▶ [SUPPLIED TEXT]:
-=-=-

What: Clarify your book ideaWith clarity around your vision and your one reader, now it’s time to uncover the intersection of your ideas and impact. Define the core message of your book: a crystal clear one- to three-sentence description that fully defines the purpose, the throughline, and your hopes for reader impact.
To help clarify your core message, I suggest first spending thirty to sixty minutes reflecting on your book’s purpose. Turn your phone on do not disturb, shut down your computer, and ask anyone who may be home to not interrupt you. Then, close your eyes. Envision your reader reading your book. Watch her expression, imagining her coming across new insights and feeling new levels of awareness. Then, envision her finishing your book, closing it, and sitting quietly, reflecting on what she just read.
From here, you can define your core message by considering your book’s throughline, the “common or consistent element or theme shared by items in a series or by parts of a whole.” The throughline provides the consistent connective tissue that ties your book together from first word to final period. Defining the connective tissue of your book can be especially challenging for people with endless ideas or a robust history within their field. After all, how do you distill twenty years of ideation, practice, and expertise into a few sentences? If you’re feeling overwhelmed as you define your throughline, note some ideas and if needed, let them settle.
Next, turn back to your journal to answer a set of questions: What is the one thing you hope your reader will take away from the book? What are core learning points you hope she will remember? How will she be transformed, impacted, or inspired? Freewrite any additional thoughts or ideas that come up.
Finally, take a day or two away. Come back to your notes—including your vision, reader persona, and journaling—and write your core message, summarizing the purpose, throughline, and impact of your book. This will be your north star, the guiding focus of your writing.
How: Outline the structure and content of your bookNext, spend a couple of weeks outlining the book to create a solid structure. Consider both the core anchors of the book—which will organize into chapter topics—and how they need to be sequenced in order to create a profound impact on the reader. Think through how you’ll integrate storytelling. Consider when and how you introduce your core message, the big idea the book is centered on.

-=-=-

▶ [INFORMATION]:
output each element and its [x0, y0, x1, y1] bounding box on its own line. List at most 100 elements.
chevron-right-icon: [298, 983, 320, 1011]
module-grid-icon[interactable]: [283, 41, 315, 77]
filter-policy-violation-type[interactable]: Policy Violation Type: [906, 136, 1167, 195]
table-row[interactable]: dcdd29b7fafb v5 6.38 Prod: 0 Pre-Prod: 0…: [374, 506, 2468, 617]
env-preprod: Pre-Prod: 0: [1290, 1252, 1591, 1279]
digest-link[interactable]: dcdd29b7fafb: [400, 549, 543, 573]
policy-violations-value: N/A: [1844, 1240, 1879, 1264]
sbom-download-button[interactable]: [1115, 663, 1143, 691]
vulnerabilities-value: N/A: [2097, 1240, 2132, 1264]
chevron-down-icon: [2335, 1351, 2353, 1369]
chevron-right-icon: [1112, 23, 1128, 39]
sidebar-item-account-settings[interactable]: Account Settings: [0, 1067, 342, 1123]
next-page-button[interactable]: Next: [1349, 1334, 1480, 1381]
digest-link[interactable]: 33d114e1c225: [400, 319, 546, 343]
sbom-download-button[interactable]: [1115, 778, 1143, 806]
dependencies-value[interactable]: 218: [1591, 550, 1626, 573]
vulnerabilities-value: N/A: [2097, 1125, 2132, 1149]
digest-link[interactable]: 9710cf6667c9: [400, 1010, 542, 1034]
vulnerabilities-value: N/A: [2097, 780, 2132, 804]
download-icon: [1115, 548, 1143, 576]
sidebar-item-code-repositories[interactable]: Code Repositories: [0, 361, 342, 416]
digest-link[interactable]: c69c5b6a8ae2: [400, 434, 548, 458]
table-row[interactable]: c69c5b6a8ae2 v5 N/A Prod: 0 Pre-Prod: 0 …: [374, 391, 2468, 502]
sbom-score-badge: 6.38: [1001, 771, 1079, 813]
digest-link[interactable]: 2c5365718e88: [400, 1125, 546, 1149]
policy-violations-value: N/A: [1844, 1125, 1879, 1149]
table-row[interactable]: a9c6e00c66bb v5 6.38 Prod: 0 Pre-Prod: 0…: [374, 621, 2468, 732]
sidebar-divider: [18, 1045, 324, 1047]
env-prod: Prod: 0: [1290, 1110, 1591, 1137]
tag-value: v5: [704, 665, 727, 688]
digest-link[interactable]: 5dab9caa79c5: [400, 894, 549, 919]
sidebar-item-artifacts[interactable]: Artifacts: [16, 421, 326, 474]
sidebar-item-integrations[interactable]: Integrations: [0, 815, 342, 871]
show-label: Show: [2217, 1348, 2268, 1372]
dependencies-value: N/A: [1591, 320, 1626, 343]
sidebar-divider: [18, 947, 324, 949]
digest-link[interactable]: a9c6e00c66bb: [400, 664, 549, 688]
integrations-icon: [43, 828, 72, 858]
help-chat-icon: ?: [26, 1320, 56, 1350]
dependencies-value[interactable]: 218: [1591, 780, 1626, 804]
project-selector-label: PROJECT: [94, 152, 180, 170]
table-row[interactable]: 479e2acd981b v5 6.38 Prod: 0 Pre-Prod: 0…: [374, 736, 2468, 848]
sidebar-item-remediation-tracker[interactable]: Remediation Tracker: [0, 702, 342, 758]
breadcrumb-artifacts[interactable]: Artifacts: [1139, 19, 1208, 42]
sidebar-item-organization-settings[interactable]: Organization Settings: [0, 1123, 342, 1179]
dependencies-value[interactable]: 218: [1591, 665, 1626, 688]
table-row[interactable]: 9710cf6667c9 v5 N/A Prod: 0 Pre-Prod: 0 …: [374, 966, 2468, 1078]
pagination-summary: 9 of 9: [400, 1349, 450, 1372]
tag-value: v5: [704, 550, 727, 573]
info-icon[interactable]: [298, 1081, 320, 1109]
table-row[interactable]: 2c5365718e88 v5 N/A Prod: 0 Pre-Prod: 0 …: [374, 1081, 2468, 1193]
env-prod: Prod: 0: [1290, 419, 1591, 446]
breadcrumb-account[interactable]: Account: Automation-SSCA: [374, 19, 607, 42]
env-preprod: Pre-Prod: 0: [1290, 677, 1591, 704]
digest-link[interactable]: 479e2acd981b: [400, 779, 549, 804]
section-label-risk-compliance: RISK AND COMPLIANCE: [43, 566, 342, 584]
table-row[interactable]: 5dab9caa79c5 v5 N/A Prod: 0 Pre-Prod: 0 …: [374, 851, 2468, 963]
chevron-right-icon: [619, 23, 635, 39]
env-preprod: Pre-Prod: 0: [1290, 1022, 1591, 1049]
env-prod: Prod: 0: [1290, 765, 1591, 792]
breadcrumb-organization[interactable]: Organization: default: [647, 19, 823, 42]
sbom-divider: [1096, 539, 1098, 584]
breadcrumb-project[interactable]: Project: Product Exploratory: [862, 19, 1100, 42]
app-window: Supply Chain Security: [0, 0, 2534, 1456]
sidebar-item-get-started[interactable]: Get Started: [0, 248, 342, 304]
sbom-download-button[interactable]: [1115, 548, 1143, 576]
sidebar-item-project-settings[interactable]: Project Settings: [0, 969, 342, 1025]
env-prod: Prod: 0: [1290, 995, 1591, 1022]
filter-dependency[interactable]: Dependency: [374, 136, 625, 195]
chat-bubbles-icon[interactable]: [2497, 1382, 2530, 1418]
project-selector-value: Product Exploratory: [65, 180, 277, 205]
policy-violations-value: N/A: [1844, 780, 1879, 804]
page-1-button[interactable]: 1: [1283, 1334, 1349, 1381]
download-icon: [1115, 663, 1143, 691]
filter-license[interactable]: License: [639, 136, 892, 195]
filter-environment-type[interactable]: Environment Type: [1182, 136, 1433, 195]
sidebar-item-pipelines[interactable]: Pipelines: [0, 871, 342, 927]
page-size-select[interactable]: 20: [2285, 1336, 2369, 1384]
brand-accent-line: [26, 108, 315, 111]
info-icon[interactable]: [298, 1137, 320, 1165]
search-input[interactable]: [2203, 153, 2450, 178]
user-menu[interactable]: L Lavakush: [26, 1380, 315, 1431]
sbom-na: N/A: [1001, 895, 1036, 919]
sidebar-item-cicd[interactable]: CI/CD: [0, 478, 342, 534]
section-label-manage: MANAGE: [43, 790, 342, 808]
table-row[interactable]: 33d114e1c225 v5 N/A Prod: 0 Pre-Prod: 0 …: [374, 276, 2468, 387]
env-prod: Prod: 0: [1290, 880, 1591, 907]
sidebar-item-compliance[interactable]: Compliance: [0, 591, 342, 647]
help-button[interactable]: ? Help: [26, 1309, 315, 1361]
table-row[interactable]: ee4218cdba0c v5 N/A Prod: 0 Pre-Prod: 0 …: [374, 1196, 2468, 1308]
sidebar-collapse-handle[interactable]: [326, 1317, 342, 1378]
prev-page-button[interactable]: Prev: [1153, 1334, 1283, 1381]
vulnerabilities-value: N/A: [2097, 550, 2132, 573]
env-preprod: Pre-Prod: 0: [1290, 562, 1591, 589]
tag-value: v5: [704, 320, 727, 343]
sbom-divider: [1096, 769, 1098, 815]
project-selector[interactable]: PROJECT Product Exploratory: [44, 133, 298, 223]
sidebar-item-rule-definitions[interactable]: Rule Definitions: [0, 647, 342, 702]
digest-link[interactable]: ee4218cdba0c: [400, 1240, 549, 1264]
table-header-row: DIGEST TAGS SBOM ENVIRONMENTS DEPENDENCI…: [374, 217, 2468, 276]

-=-=-

▶ [APPLY WHAT YOU READ]:
**a.** Answer these about the book-planning passage:
(i) How long does it suggest spending reflecting on your book's purpose?
(ii) What does it call the core message once written?
(iii) How long does it say to spend outlining the book?
**b.** Can you resume the book-planning passage after its last sentence?

▶ [RESULTS OF THE TASKS]:
**a.**
(i) Thirty to sixty minutes.
(ii) Your north star, the guiding focus of your writing.
(iii) A couple of weeks.

**b.**
For example, will the book organize around a central narrative, such as your life story, including lessons, insights, and transformations that lead to a paradigm shift in the reader? Will your book present a groundbreaking idea, then walk through the background, discovery, and application of that idea? Will the writing focus on a blend of information, practical advice, and case studies or stories that support the big idea?
If you’re feeling stuck, study other books in your genre, especially ones that resonate with you. Review their table of contents. Reread a chapter or two to study how they integrate storytelling and data to support their big idea. Notice how some utilize storytelling as the core structural foundation, while others focus on the components of their big idea as a framework to guide chapter structures, and still others present information in a step-by-step, how-to approach.
As you think through various structures, consider your book’s core message. What type of structural approach best fits the purpose, throughline, and intended impact of your book? It’s a question worth spending time with, because having a sense of which structural category your book fits into will help you build the outline, plan the writing process, and actually write the draft.
With the why, who, what, and how of the book clearly defined, you’ll be on your way to writing a powerful thought leadership book that connects to your big vision—and eventually impacts lives.